*Given exercise*.
Give only a count of the lines that include the string "device".

Dataset entries:
--*--
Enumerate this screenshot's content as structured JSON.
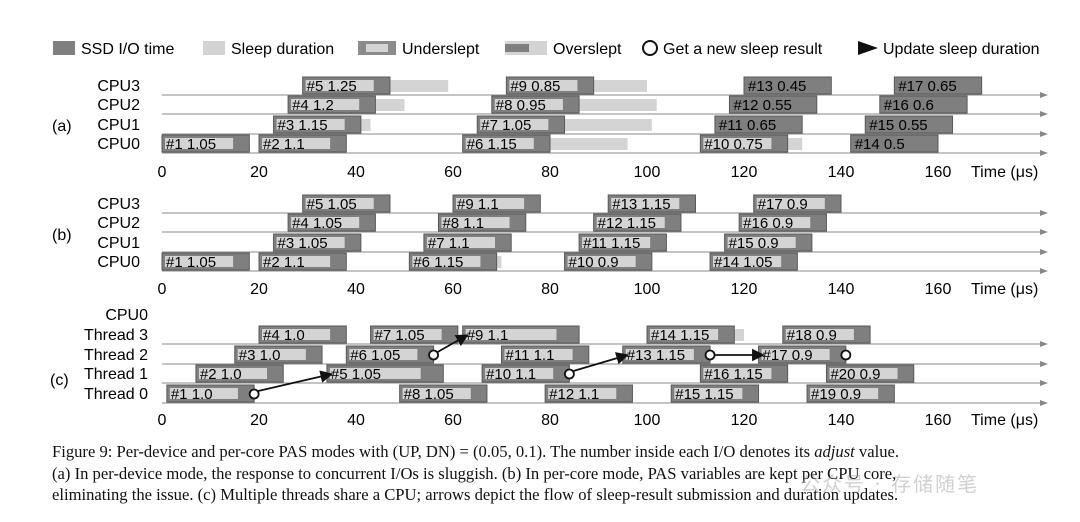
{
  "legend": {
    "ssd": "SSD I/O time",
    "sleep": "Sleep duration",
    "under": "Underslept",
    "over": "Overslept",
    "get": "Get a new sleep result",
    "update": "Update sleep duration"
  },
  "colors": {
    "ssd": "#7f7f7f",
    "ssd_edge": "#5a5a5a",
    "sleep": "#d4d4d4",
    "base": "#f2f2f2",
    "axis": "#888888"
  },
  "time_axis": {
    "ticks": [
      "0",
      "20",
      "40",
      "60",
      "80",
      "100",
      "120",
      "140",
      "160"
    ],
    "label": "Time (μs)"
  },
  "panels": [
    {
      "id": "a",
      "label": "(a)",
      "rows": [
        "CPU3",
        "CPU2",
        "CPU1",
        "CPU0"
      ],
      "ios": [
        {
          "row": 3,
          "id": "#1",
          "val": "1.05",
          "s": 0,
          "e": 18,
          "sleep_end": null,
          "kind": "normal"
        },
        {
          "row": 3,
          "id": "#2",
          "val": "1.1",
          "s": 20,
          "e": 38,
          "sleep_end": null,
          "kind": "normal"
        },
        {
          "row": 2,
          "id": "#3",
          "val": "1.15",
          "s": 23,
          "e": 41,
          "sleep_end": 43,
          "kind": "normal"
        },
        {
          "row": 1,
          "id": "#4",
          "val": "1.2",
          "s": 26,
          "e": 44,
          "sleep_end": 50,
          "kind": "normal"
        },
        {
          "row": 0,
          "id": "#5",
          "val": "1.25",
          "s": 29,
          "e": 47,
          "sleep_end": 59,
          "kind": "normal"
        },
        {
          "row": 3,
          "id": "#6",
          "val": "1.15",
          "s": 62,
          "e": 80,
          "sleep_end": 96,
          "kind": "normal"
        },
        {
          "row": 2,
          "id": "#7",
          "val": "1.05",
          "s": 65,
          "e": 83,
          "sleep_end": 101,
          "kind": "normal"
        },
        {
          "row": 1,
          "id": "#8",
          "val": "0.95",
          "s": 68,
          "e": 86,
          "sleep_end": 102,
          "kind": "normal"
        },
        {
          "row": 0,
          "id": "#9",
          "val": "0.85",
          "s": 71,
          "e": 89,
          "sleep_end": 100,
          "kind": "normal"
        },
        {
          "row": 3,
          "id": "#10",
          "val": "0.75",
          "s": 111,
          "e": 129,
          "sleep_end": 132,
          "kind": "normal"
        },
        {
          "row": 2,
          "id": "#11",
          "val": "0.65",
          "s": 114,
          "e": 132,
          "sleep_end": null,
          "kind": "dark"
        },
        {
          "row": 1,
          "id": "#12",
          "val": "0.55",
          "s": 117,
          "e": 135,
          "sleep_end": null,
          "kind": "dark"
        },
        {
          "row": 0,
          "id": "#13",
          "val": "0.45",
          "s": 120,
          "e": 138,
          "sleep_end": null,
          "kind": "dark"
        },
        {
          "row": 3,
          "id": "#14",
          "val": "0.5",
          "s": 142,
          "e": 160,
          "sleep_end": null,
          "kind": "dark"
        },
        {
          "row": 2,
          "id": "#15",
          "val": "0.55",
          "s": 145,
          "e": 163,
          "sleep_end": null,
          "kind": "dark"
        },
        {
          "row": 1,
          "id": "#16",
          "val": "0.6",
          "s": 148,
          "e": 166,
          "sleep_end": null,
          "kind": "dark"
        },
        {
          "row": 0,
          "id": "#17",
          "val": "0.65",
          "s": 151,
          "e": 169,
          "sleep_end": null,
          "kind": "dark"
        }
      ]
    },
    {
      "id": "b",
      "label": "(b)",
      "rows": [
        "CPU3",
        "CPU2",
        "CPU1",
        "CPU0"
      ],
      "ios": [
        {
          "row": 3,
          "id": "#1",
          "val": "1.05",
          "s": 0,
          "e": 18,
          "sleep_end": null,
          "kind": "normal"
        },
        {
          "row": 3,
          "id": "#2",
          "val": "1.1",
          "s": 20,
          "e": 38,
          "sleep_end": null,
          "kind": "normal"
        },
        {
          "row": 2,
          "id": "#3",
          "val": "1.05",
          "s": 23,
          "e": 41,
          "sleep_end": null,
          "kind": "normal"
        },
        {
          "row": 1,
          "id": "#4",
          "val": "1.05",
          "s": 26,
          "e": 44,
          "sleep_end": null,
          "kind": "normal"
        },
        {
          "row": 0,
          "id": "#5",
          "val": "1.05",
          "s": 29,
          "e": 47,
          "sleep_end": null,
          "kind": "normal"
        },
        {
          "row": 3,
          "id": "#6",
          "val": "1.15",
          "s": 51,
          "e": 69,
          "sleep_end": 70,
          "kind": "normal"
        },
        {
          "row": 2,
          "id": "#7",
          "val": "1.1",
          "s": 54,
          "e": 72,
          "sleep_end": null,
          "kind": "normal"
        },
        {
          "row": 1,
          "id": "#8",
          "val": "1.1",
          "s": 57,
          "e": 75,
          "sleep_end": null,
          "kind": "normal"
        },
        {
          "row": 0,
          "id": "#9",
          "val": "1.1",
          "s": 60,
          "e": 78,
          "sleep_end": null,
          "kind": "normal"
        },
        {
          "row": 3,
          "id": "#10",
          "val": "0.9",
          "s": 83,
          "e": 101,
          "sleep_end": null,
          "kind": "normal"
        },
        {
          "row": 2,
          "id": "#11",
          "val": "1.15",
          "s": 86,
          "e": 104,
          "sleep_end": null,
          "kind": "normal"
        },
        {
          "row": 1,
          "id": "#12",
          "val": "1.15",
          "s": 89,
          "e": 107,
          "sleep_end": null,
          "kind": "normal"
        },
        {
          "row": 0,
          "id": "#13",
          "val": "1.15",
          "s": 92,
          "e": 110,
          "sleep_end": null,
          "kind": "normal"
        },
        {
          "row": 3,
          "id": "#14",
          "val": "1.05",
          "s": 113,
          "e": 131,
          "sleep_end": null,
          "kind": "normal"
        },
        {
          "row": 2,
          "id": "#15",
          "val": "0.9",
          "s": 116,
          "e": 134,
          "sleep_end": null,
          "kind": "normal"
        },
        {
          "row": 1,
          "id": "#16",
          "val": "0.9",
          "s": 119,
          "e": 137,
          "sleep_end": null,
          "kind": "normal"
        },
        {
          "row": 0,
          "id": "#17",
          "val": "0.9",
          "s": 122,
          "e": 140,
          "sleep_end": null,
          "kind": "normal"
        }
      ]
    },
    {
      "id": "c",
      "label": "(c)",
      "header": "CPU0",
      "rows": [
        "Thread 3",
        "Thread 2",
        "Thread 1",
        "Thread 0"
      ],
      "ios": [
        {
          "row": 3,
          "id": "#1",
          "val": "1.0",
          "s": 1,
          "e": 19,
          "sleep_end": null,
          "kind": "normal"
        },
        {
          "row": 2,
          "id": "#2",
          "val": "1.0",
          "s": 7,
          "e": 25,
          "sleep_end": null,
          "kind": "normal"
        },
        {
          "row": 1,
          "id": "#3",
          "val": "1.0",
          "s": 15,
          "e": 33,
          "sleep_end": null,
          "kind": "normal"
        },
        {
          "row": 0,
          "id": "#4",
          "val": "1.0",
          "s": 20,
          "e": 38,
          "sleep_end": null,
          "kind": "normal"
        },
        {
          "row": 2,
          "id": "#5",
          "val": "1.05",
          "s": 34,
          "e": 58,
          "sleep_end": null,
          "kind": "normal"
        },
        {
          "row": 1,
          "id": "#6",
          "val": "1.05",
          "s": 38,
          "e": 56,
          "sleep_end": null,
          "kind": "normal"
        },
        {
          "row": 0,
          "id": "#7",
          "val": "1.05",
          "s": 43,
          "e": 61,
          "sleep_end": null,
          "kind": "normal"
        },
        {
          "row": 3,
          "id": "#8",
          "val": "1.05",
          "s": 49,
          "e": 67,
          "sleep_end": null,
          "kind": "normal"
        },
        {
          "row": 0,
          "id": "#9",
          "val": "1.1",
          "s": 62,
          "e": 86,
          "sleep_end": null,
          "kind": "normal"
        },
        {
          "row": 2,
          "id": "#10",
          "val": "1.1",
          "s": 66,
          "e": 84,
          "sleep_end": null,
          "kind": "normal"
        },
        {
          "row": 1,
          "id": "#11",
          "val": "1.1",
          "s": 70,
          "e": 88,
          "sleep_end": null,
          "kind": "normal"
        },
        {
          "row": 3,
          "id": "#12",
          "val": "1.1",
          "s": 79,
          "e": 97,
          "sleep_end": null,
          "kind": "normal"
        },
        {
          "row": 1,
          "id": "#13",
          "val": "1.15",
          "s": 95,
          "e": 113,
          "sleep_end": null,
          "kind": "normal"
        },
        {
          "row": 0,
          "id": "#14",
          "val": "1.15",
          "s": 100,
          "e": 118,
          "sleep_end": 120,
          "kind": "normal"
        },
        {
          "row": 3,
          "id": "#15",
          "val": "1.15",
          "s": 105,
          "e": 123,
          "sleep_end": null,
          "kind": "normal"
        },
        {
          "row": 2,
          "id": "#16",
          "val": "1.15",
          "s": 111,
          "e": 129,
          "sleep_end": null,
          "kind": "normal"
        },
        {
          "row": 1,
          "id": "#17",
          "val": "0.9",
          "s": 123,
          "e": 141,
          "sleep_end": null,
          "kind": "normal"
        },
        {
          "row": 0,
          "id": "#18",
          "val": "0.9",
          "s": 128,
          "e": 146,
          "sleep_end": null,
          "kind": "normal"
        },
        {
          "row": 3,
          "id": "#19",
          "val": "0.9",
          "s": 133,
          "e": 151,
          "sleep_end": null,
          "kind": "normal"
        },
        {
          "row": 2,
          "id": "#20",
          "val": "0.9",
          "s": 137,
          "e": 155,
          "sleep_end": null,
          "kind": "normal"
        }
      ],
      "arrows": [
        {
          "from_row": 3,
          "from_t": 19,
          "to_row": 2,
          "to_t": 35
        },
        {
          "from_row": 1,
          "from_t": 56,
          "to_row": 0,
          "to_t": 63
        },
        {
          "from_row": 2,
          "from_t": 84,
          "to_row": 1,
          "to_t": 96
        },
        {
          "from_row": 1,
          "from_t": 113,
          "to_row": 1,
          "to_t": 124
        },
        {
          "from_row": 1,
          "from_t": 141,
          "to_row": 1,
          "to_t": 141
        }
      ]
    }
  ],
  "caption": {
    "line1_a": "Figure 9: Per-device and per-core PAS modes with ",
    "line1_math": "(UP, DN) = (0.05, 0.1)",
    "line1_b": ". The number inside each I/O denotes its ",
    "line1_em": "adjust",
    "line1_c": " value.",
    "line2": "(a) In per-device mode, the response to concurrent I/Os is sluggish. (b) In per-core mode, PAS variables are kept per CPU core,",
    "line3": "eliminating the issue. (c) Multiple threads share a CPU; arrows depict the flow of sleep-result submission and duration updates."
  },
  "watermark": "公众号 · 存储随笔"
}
--*--
*Output of the task*.
2